## TASK STATEMENT
Search the material for "help" and show all lines that contain it.

## SOURCE DATA
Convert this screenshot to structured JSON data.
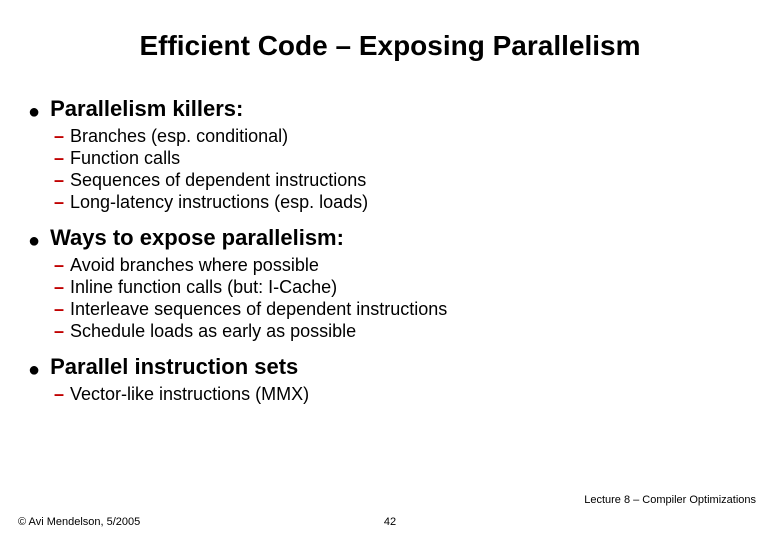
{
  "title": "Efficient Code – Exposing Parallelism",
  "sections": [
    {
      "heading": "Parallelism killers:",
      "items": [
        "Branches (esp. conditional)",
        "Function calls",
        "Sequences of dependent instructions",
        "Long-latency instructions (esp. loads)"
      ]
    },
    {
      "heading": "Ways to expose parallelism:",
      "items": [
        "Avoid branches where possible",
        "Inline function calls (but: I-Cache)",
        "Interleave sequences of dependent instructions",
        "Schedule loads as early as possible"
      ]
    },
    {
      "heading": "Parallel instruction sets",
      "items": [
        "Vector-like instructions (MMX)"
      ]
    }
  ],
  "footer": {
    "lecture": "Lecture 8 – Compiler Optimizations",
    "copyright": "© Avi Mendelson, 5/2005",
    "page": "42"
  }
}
==
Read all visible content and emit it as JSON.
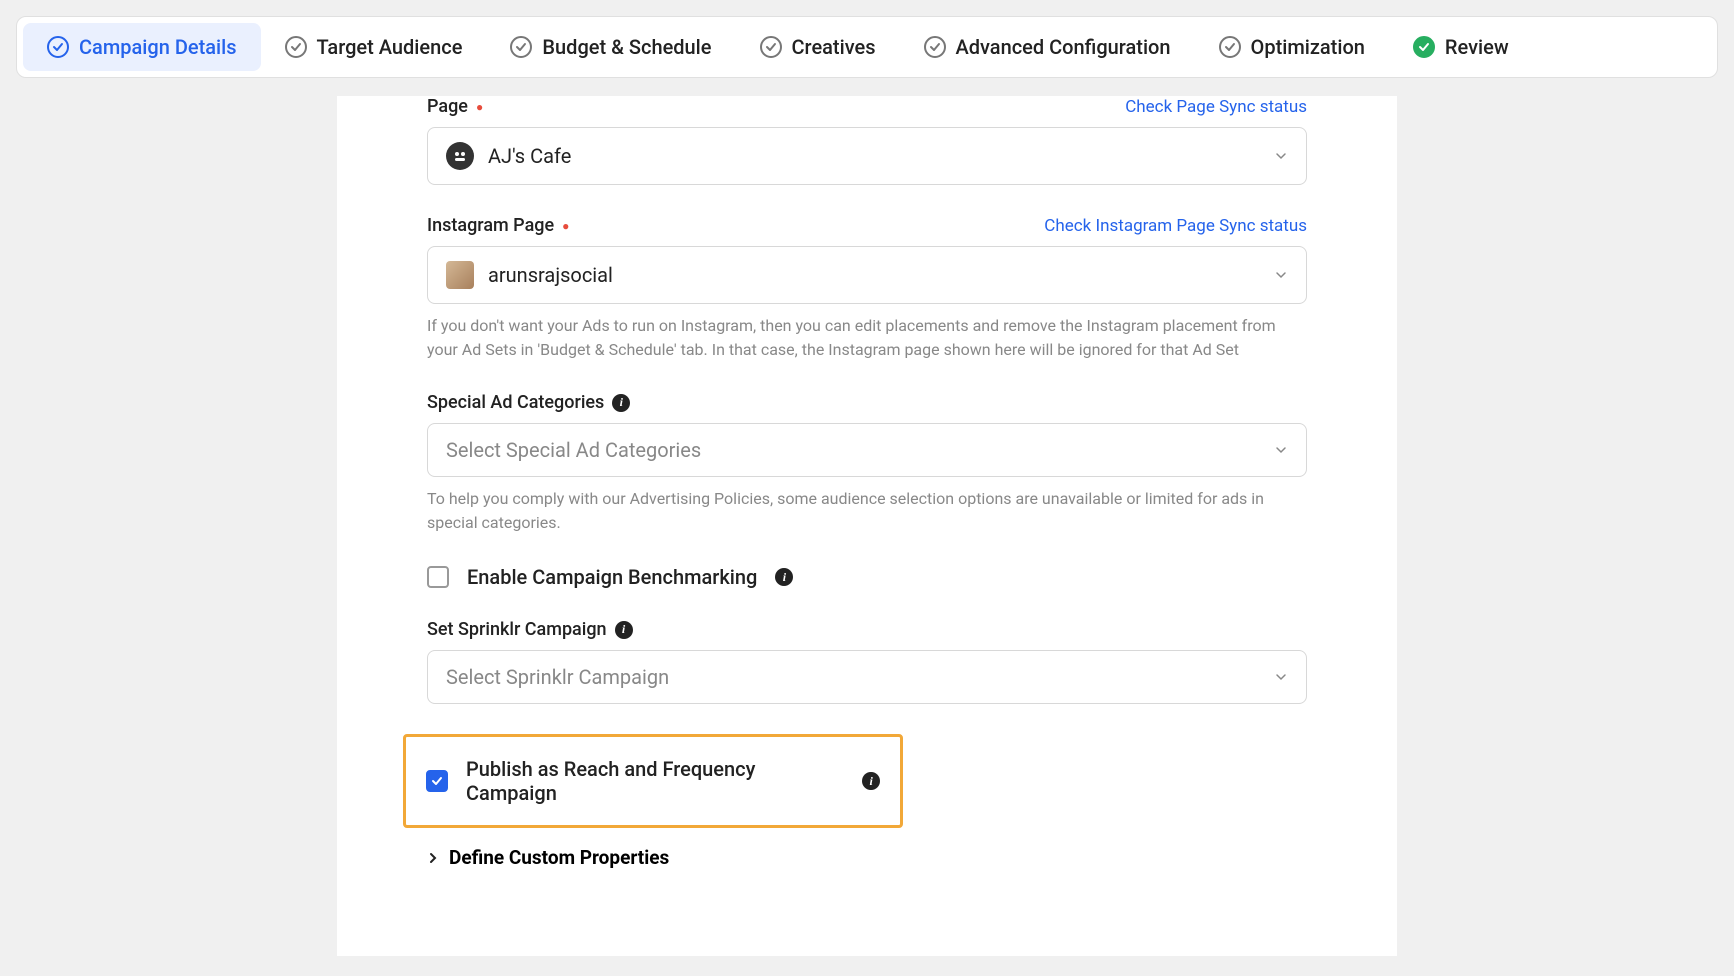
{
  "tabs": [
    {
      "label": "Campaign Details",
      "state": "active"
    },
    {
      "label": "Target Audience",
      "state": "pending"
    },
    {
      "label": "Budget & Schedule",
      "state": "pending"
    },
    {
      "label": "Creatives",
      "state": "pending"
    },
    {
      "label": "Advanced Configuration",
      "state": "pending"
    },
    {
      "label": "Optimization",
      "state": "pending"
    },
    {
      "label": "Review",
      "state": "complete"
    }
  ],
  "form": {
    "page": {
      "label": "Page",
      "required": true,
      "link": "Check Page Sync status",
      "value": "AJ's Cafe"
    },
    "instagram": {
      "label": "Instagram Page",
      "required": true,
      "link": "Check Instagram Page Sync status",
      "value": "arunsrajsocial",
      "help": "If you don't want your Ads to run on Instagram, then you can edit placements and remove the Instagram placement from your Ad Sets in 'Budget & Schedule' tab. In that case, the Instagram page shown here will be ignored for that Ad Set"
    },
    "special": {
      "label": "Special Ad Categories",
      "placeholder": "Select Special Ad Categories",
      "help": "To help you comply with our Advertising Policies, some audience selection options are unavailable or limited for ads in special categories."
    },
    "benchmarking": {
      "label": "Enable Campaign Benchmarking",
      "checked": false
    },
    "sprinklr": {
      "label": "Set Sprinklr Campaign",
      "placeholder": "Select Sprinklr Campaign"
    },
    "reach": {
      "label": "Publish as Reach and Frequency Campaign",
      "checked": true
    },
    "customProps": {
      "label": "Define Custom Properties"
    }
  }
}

## EXERCISE OUTPUT
      "help": "If you don't want your Ads to run on Instagram, then you can edit placements and remove the Instagram placement from your Ad Sets in 'Budget & Schedule' tab. In that case, the Instagram page shown here will be ignored for that Ad Set"
      "help": "To help you comply with our Advertising Policies, some audience selection options are unavailable or limited for ads in special categories."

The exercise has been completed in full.